[Saved data entries]
▼▼▼

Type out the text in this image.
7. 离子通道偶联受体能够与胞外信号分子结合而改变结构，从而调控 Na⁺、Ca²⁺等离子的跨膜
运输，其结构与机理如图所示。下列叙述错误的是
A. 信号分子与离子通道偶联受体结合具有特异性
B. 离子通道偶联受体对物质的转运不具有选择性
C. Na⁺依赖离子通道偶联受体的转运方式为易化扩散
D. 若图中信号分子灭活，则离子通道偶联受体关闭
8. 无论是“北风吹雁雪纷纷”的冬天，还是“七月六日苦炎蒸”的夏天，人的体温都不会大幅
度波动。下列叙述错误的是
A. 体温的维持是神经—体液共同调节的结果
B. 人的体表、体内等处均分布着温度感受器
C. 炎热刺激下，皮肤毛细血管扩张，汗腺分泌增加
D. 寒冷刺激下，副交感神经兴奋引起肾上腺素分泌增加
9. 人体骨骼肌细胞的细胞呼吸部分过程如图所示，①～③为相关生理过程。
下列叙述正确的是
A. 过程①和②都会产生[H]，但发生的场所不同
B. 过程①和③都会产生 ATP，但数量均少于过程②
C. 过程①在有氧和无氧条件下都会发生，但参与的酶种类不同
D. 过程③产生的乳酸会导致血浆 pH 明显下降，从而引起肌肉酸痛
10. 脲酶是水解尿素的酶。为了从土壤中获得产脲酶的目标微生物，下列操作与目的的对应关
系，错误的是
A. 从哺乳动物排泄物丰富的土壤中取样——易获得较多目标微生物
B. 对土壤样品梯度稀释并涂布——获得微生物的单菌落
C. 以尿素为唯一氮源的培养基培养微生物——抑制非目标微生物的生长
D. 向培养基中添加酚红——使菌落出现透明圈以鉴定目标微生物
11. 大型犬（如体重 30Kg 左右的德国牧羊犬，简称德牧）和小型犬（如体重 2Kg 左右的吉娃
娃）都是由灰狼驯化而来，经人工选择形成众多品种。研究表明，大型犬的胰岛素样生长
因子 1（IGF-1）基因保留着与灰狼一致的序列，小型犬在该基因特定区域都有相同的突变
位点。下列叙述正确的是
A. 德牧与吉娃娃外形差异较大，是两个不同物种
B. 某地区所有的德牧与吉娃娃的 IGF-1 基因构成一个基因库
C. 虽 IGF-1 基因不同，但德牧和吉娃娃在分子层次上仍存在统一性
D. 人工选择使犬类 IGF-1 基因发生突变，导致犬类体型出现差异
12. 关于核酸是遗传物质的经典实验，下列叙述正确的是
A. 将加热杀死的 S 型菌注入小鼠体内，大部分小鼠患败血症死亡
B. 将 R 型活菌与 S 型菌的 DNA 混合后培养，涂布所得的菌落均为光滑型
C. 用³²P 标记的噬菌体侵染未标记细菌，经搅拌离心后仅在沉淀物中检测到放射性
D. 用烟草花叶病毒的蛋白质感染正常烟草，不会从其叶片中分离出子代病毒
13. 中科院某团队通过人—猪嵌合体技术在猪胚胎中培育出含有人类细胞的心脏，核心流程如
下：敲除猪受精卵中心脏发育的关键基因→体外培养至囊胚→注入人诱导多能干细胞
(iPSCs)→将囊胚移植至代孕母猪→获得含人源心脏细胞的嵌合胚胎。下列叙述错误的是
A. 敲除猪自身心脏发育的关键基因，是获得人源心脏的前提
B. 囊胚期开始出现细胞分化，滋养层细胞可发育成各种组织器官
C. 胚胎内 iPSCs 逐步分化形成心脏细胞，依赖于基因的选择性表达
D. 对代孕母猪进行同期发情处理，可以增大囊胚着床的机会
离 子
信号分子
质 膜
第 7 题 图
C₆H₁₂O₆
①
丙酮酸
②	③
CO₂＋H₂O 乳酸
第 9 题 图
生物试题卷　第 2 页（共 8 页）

▲▲▲

- _Exercise_
Exactly how many lines in the data above contain the word "下列叙述错误的是"? Respond with the number and nothing more.

- _Full answer_
3